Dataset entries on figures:
— start —

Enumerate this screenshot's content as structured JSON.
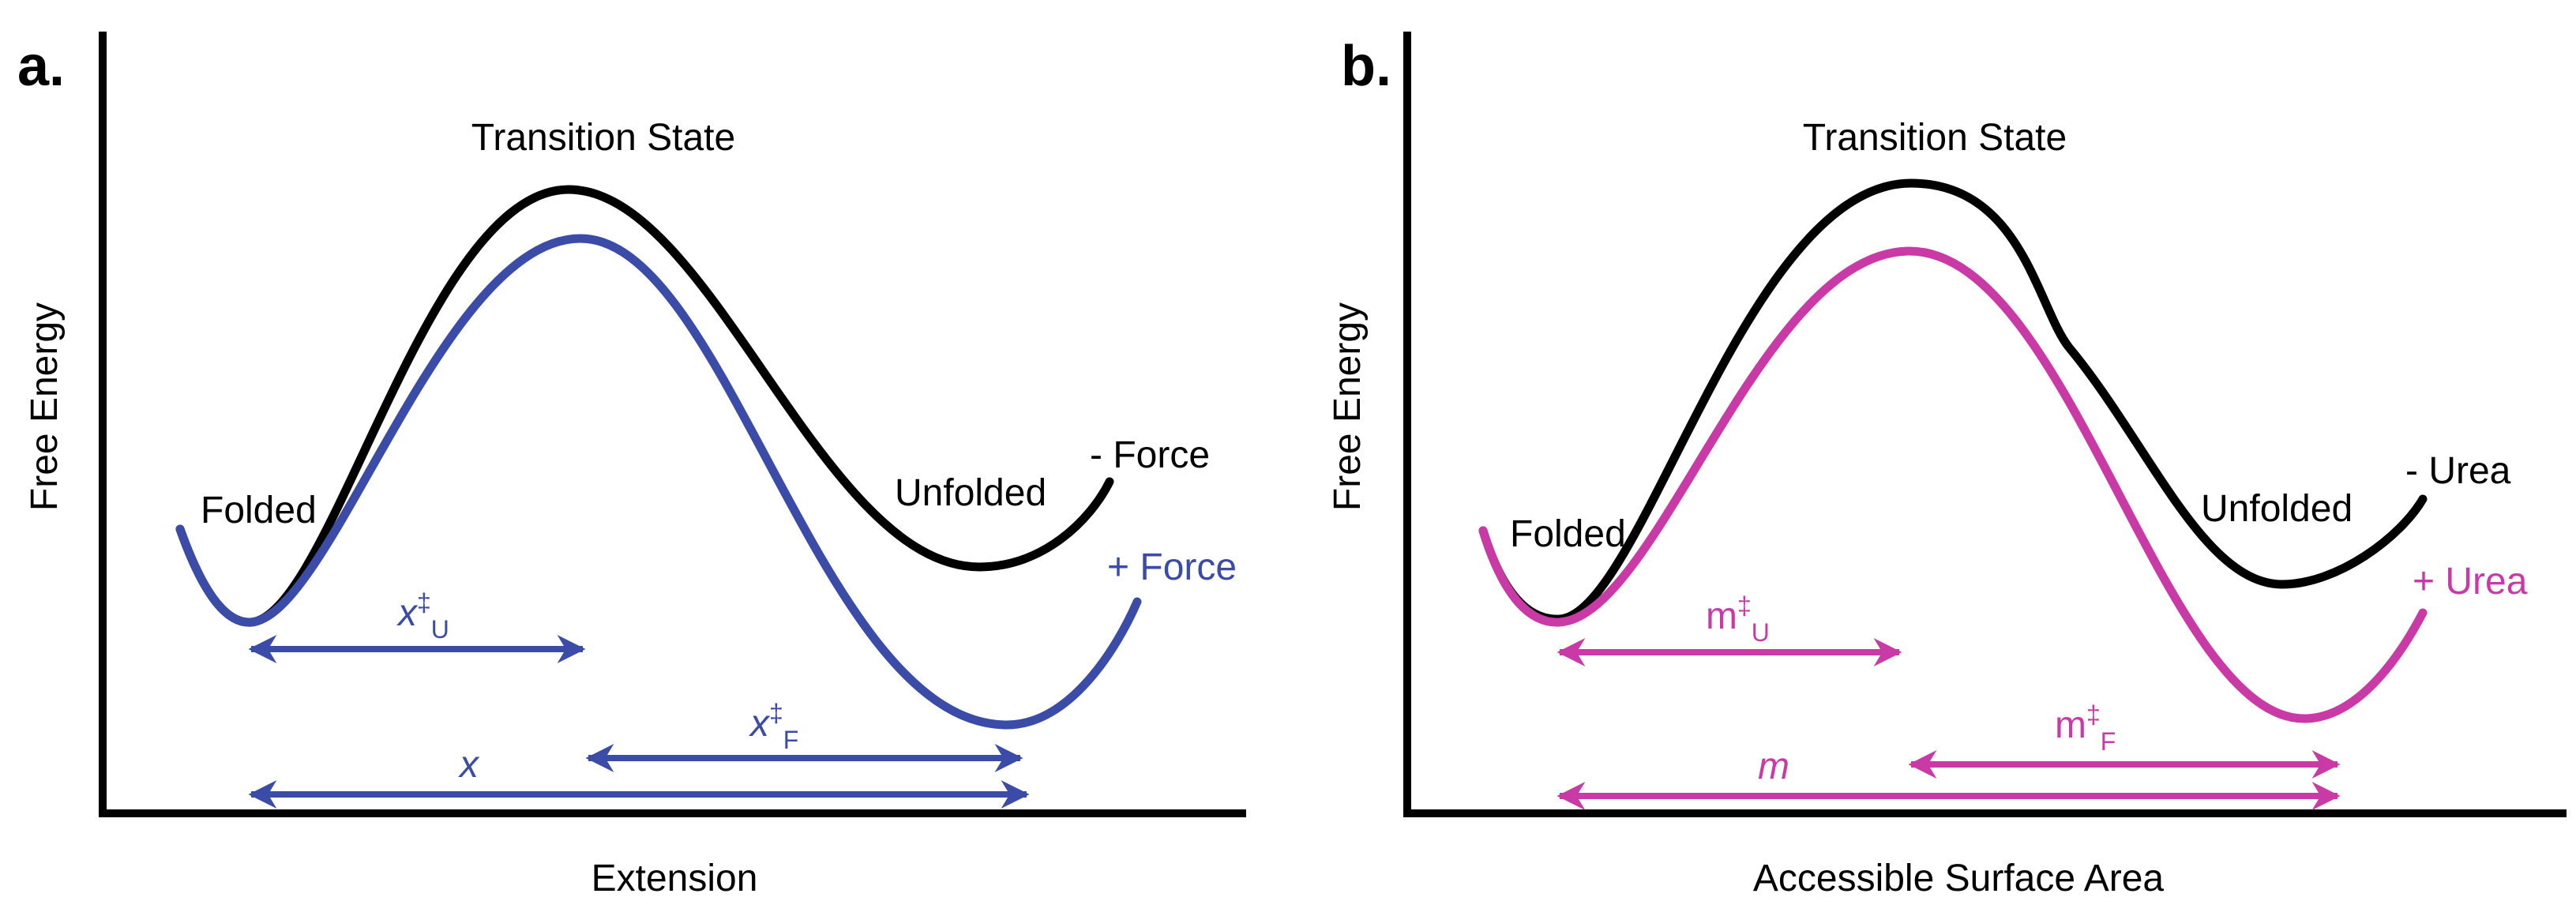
{
  "colors": {
    "axis": "#000000",
    "baseline_curve": "#000000",
    "force_curve": "#3b4ba8",
    "urea_curve": "#c93aa7"
  },
  "panels": [
    {
      "letter": "a.",
      "y_axis_label": "Free Energy",
      "x_axis_label": "Extension",
      "transition_label": "Transition State",
      "folded_label": "Folded",
      "unfolded_label": "Unfolded",
      "minus_label": "- Force",
      "plus_label": "+ Force",
      "arrow_short_left": {
        "base": "x",
        "sup": "‡",
        "sub": "U"
      },
      "arrow_short_right": {
        "base": "x",
        "sup": "‡",
        "sub": "F"
      },
      "arrow_long": {
        "base": "x"
      },
      "accent": "force_curve"
    },
    {
      "letter": "b.",
      "y_axis_label": "Free Energy",
      "x_axis_label": "Accessible Surface Area",
      "transition_label": "Transition State",
      "folded_label": "Folded",
      "unfolded_label": "Unfolded",
      "minus_label": "- Urea",
      "plus_label": "+ Urea",
      "arrow_short_left": {
        "base": "m",
        "sup": "‡",
        "sub": "U"
      },
      "arrow_short_right": {
        "base": "m",
        "sup": "‡",
        "sub": "F"
      },
      "arrow_long": {
        "base": "m"
      },
      "accent": "urea_curve"
    }
  ]
}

— end —

Reproduce all of the material exactly, apart from the pictures.

Exercise response:
Enumerate this screenshot's content as structured JSON.
{
  "colors": {
    "axis": "#000000",
    "baseline_curve": "#000000",
    "force_curve": "#3b4ba8",
    "urea_curve": "#c93aa7"
  },
  "panels": [
    {
      "letter": "a.",
      "y_axis_label": "Free Energy",
      "x_axis_label": "Extension",
      "transition_label": "Transition State",
      "folded_label": "Folded",
      "unfolded_label": "Unfolded",
      "minus_label": "- Force",
      "plus_label": "+ Force",
      "arrow_short_left": {
        "base": "x",
        "sup": "‡",
        "sub": "U"
      },
      "arrow_short_right": {
        "base": "x",
        "sup": "‡",
        "sub": "F"
      },
      "arrow_long": {
        "base": "x"
      },
      "accent": "force_curve"
    },
    {
      "letter": "b.",
      "y_axis_label": "Free Energy",
      "x_axis_label": "Accessible Surface Area",
      "transition_label": "Transition State",
      "folded_label": "Folded",
      "unfolded_label": "Unfolded",
      "minus_label": "- Urea",
      "plus_label": "+ Urea",
      "arrow_short_left": {
        "base": "m",
        "sup": "‡",
        "sub": "U"
      },
      "arrow_short_right": {
        "base": "m",
        "sup": "‡",
        "sub": "F"
      },
      "arrow_long": {
        "base": "m"
      },
      "accent": "urea_curve"
    }
  ]
}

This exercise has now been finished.